Brief: Some lines in the listing below may include the string "this". How many are there? Give only the number.

# # # # #

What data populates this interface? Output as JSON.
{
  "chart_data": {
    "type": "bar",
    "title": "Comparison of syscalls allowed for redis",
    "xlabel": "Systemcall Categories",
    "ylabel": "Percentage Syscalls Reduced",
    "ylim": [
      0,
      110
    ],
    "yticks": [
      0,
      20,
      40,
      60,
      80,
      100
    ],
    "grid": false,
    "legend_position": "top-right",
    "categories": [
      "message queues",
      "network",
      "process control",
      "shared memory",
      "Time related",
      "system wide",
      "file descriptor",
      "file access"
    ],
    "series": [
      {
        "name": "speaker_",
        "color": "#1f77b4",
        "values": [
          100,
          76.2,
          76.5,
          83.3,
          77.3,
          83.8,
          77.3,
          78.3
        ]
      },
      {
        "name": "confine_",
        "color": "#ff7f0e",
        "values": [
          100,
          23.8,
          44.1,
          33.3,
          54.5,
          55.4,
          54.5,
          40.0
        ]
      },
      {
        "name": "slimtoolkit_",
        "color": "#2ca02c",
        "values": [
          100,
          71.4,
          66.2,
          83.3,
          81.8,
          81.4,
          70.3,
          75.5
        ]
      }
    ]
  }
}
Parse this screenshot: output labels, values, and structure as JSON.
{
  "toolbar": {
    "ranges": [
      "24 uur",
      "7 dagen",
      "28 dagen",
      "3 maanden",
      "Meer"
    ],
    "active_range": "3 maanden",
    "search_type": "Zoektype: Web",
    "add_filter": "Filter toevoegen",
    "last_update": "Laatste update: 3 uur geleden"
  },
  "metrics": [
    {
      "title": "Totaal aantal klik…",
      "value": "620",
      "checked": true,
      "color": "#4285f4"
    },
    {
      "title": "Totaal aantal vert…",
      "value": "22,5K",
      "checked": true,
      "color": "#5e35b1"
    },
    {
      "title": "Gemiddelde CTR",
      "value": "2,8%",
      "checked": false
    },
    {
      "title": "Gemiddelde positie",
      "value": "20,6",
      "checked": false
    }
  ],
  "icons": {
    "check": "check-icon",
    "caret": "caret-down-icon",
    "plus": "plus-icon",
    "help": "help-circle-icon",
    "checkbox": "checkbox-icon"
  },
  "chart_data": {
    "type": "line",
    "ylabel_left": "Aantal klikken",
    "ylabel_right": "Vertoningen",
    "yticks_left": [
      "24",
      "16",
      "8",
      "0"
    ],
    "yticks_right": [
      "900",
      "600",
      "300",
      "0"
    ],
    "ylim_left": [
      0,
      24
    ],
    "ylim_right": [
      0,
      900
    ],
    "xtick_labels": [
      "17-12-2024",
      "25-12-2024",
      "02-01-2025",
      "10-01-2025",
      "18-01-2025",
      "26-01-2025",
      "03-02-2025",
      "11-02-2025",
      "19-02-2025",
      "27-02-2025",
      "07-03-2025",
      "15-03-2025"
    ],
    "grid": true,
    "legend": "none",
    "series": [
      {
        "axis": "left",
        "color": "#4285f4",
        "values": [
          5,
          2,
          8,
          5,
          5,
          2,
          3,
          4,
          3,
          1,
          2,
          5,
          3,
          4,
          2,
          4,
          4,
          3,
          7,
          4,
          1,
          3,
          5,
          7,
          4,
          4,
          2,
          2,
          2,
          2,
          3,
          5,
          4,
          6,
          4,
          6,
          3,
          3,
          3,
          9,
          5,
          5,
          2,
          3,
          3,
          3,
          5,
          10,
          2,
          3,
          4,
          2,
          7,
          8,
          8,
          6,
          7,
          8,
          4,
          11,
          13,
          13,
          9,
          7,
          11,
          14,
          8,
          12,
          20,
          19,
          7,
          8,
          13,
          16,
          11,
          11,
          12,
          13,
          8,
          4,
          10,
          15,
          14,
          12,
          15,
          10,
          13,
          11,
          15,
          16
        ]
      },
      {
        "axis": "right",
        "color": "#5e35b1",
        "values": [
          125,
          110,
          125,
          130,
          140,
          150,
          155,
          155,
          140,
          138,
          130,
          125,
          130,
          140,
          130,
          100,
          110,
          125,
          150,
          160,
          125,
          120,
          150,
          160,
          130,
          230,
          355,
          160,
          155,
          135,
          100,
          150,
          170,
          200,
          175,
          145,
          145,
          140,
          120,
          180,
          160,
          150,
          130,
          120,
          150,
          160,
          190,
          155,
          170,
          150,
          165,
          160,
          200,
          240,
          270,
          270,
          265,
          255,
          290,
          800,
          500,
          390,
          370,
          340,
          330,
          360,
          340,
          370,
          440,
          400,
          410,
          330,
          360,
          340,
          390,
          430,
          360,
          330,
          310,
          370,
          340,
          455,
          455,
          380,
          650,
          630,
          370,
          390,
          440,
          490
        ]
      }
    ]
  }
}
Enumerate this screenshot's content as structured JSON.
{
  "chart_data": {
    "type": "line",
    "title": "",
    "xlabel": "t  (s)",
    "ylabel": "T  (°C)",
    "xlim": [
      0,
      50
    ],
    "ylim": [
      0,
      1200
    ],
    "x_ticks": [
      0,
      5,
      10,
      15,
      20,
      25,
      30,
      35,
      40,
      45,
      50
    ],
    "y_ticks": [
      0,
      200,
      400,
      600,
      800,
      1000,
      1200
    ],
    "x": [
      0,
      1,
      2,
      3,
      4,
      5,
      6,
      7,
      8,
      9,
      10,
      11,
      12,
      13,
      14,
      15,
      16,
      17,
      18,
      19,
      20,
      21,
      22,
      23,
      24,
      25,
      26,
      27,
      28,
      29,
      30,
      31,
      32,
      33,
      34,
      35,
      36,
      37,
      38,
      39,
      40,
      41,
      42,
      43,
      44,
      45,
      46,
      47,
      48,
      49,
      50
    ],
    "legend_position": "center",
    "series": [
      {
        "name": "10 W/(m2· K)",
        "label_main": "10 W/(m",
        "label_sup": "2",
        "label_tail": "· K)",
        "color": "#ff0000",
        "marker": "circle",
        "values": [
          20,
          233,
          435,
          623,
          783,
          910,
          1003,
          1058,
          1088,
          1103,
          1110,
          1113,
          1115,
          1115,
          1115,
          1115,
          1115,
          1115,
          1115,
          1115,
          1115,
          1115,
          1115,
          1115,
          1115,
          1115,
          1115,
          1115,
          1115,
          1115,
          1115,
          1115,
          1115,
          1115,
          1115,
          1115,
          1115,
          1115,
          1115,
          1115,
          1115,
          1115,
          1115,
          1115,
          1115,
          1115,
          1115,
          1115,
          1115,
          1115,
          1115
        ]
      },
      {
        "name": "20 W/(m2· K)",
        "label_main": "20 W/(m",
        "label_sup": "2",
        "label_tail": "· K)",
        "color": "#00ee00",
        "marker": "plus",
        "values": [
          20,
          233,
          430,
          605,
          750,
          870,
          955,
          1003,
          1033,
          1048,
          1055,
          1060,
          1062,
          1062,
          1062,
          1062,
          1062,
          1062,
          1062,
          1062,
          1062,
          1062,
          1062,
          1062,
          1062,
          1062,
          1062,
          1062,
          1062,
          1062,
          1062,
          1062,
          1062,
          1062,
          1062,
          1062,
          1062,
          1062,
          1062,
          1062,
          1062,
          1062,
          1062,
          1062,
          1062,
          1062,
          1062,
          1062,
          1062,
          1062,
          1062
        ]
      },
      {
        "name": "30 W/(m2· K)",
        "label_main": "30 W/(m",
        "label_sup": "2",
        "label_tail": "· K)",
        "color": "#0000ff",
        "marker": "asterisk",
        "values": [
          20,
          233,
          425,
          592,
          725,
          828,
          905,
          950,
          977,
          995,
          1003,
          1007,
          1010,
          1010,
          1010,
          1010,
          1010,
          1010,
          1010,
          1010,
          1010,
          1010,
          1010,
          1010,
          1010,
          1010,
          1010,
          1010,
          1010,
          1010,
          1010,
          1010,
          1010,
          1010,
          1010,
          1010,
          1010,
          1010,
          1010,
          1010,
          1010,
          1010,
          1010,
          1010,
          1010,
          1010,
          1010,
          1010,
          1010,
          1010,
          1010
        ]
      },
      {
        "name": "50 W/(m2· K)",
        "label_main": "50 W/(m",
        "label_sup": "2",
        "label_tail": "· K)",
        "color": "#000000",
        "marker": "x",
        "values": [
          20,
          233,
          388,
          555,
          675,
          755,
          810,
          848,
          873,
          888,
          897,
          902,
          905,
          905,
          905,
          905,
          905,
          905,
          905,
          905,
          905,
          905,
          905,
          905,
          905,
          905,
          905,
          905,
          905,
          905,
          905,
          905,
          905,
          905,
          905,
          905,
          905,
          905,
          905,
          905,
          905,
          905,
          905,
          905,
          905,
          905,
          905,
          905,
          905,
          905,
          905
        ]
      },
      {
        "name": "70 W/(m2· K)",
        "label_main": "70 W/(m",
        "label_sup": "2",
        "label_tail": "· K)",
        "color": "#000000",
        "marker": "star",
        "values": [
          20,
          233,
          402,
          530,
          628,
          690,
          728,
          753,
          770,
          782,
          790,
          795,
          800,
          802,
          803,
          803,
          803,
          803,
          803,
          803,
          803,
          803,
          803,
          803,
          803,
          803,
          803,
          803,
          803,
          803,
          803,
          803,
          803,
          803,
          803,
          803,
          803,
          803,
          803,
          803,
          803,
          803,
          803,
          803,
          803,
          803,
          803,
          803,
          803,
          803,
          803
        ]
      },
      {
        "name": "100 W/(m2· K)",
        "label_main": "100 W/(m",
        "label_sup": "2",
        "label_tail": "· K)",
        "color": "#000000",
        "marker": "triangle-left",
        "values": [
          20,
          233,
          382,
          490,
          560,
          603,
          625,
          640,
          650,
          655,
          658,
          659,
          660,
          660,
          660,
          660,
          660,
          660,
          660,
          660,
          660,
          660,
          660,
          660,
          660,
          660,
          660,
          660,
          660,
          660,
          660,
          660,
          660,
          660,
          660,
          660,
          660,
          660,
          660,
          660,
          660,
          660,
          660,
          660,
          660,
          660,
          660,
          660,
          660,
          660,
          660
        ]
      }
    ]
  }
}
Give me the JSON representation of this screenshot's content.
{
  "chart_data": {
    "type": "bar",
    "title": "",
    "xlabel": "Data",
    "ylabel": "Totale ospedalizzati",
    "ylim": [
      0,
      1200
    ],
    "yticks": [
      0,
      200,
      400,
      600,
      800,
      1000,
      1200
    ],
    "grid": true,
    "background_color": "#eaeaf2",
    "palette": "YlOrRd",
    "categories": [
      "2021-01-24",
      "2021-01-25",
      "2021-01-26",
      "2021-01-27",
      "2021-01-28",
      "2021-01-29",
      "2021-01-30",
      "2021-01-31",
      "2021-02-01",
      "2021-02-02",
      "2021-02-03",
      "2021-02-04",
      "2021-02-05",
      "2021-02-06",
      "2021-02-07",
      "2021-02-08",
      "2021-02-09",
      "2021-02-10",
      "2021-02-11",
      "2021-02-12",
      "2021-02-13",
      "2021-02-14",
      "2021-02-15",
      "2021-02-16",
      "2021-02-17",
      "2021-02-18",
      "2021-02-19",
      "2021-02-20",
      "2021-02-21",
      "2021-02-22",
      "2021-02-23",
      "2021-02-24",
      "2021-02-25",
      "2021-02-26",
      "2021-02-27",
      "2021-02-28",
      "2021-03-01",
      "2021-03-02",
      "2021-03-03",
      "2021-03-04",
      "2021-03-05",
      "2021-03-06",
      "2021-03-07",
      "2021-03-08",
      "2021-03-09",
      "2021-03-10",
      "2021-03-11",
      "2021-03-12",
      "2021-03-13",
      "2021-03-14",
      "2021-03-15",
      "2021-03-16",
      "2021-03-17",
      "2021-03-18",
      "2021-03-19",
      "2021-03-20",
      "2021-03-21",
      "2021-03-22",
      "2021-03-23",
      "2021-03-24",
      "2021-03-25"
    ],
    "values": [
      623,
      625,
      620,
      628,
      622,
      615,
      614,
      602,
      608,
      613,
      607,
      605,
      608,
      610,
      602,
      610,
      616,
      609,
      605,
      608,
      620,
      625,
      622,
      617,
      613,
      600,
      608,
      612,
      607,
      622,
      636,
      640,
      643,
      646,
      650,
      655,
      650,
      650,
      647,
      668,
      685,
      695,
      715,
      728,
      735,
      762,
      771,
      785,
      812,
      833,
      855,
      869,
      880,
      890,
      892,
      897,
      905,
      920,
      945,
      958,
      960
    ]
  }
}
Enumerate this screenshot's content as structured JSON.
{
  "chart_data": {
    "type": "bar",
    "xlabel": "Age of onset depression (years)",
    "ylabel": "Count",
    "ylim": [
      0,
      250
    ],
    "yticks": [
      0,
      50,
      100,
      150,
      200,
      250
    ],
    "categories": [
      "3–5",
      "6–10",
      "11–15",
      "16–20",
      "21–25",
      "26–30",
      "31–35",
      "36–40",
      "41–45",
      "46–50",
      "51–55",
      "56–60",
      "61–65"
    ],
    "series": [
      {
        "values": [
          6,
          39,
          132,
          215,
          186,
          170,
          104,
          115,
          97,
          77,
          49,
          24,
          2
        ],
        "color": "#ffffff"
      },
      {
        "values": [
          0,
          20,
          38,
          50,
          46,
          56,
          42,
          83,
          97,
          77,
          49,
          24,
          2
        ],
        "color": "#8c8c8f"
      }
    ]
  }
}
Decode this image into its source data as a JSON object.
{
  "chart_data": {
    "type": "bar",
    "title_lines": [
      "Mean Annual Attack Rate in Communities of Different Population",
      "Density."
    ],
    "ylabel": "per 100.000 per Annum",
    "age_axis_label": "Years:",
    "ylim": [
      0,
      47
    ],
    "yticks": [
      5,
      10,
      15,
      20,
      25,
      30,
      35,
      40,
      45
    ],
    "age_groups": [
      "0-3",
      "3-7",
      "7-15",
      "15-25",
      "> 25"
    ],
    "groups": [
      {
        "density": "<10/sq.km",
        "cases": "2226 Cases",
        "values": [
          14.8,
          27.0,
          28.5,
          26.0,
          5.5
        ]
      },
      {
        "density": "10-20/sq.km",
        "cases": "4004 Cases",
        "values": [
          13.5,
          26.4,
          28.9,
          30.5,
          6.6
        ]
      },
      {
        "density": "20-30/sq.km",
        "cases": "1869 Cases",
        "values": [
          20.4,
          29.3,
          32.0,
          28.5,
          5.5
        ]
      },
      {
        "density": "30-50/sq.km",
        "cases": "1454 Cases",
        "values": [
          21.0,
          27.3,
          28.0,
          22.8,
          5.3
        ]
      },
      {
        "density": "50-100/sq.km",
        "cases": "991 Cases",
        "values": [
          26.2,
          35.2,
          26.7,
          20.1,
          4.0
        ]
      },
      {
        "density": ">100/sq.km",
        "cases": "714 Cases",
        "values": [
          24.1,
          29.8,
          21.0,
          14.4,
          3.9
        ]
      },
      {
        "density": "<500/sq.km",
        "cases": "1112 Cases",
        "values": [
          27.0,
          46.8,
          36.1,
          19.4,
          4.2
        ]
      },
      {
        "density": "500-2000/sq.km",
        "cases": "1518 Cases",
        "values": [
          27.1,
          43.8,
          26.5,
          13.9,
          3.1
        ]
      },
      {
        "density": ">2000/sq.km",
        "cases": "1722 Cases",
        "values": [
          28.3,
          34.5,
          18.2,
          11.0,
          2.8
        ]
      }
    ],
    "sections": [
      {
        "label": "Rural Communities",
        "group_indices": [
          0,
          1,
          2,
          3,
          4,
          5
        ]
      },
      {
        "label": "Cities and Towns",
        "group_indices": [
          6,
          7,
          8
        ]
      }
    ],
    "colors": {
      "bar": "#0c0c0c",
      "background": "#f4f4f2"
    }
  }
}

# # # # #

Output below: 6